--- Begin ---
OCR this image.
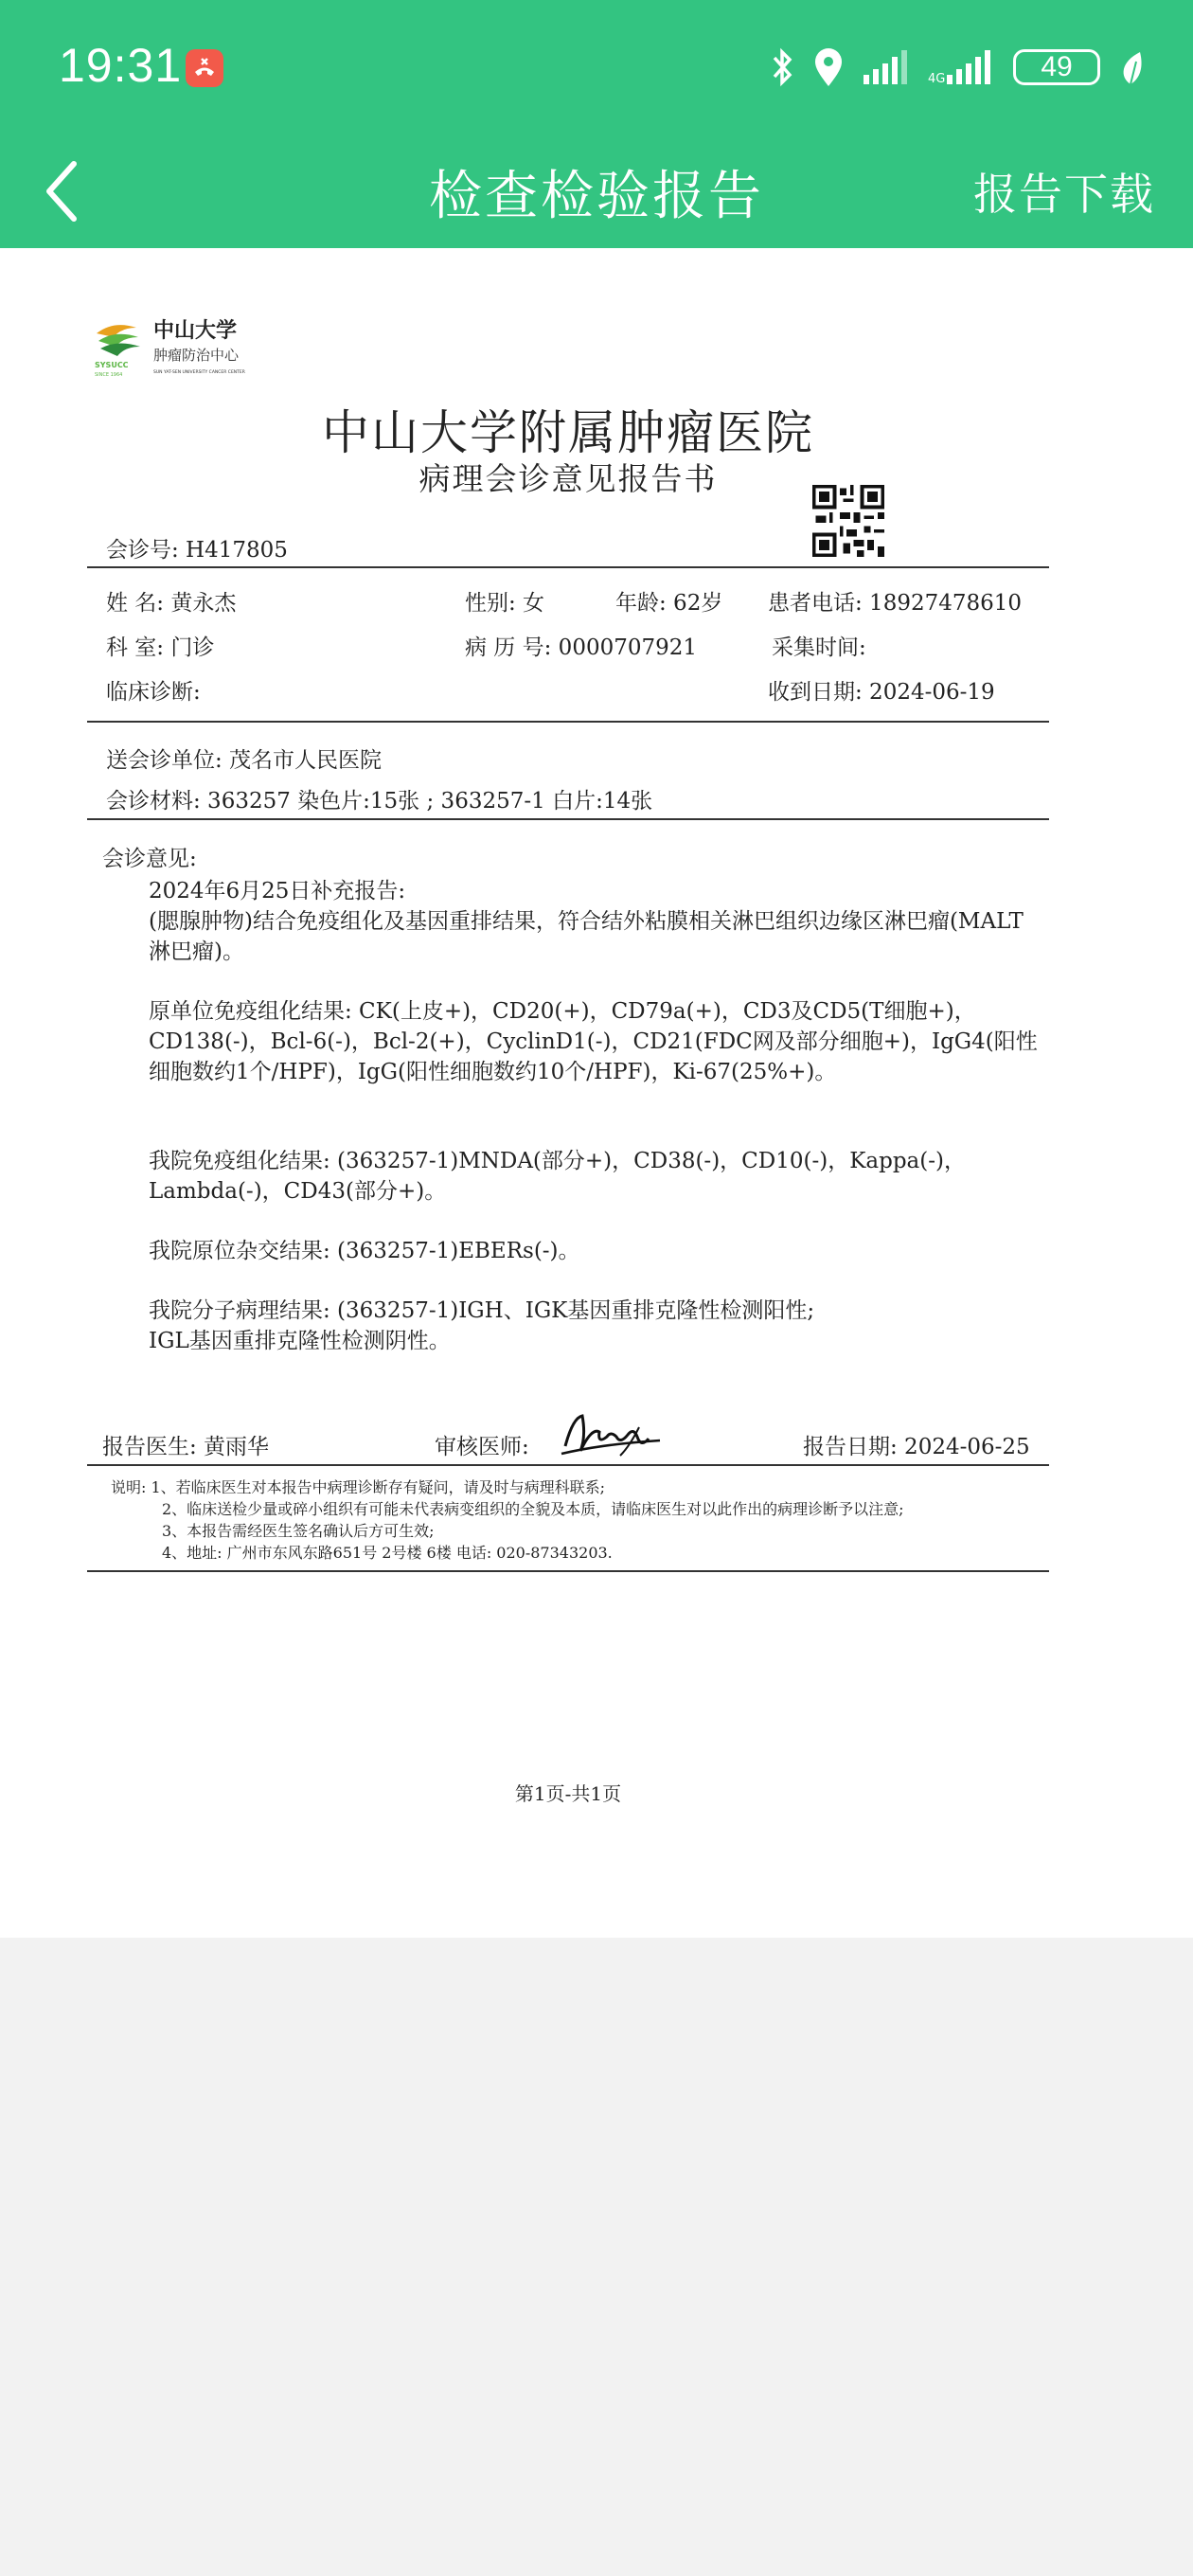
19:31	4G	49
检查检验报告	报告下载
中山大学
肿瘤防治中心
SYSUCC
SINCE 1964	SUN YAT-SEN UNIVERSITY CANCER CENTER
中山大学附属肿瘤医院
病理会诊意见报告书
会诊号: H417805
姓 名: 黄永杰	性别: 女	年龄: 62岁 患者电话: 18927478610
科 室: 门诊	病 历 号: 0000707921	采集时间:
临床诊断:	收到日期: 2024-06-19
送会诊单位: 茂名市人民医院
会诊材料: 363257 染色片:15张 ; 363257-1 白片:14张
会诊意见:
2024年6月25日补充报告:
(腮腺肿物)结合免疫组化及基因重排结果，符合结外粘膜相关淋巴组织边缘区淋巴瘤(MALT淋巴瘤)。
原单位免疫组化结果: CK(上皮+)，CD20(+)，CD79a(+)，CD3及CD5(T细胞+)，CD138(-)，Bcl-6(-)，Bcl-2(+)，CyclinD1(-)，CD21(FDC网及部分细胞+)，IgG4(阳性细胞数约1个/HPF)，IgG(阳性细胞数约10个/HPF)，Ki-67(25%+)。
我院免疫组化结果: (363257-1)MNDA(部分+)，CD38(-)，CD10(-)，Kappa(-)，Lambda(-)，CD43(部分+)。
我院原位杂交结果: (363257-1)EBERs(-)。
我院分子病理结果: (363257-1)IGH、IGK基因重排克隆性检测阳性;
IGL基因重排克隆性检测阴性。
报告医生: 黄雨华	审核医师:	报告日期: 2024-06-25
说明: 1、若临床医生对本报告中病理诊断存有疑问，请及时与病理科联系;
2、临床送检少量或碎小组织有可能未代表病变组织的全貌及本质，请临床医生对以此作出的病理诊断予以注意;
3、本报告需经医生签名确认后方可生效;
4、地址: 广州市东风东路651号 2号楼 6楼 电话: 020-87343203.
第1页-共1页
--- End ---
Objective: Set down every record once more, word for word, without pictures.

The reply:
OCR this image.
19:31	4G	49
检查检验报告	报告下载
中山大学
肿瘤防治中心
SYSUCC
SINCE 1964	SUN YAT-SEN UNIVERSITY CANCER CENTER
中山大学附属肿瘤医院
病理会诊意见报告书
会诊号: H417805
姓 名: 黄永杰	性别: 女	年龄: 62岁 患者电话: 18927478610
科 室: 门诊	病 历 号: 0000707921	采集时间:
临床诊断:	收到日期: 2024-06-19
送会诊单位: 茂名市人民医院
会诊材料: 363257 染色片:15张 ; 363257-1 白片:14张
会诊意见:
2024年6月25日补充报告:
(腮腺肿物)结合免疫组化及基因重排结果，符合结外粘膜相关淋巴组织边缘区淋巴瘤(MALT淋巴瘤)。
原单位免疫组化结果: CK(上皮+)，CD20(+)，CD79a(+)，CD3及CD5(T细胞+)，CD138(-)，Bcl-6(-)，Bcl-2(+)，CyclinD1(-)，CD21(FDC网及部分细胞+)，IgG4(阳性细胞数约1个/HPF)，IgG(阳性细胞数约10个/HPF)，Ki-67(25%+)。
我院免疫组化结果: (363257-1)MNDA(部分+)，CD38(-)，CD10(-)，Kappa(-)，Lambda(-)，CD43(部分+)。
我院原位杂交结果: (363257-1)EBERs(-)。
我院分子病理结果: (363257-1)IGH、IGK基因重排克隆性检测阳性;
IGL基因重排克隆性检测阴性。
报告医生: 黄雨华	审核医师:	报告日期: 2024-06-25
说明: 1、若临床医生对本报告中病理诊断存有疑问，请及时与病理科联系;
2、临床送检少量或碎小组织有可能未代表病变组织的全貌及本质，请临床医生对以此作出的病理诊断予以注意;
3、本报告需经医生签名确认后方可生效;
4、地址: 广州市东风东路651号 2号楼 6楼 电话: 020-87343203.
第1页-共1页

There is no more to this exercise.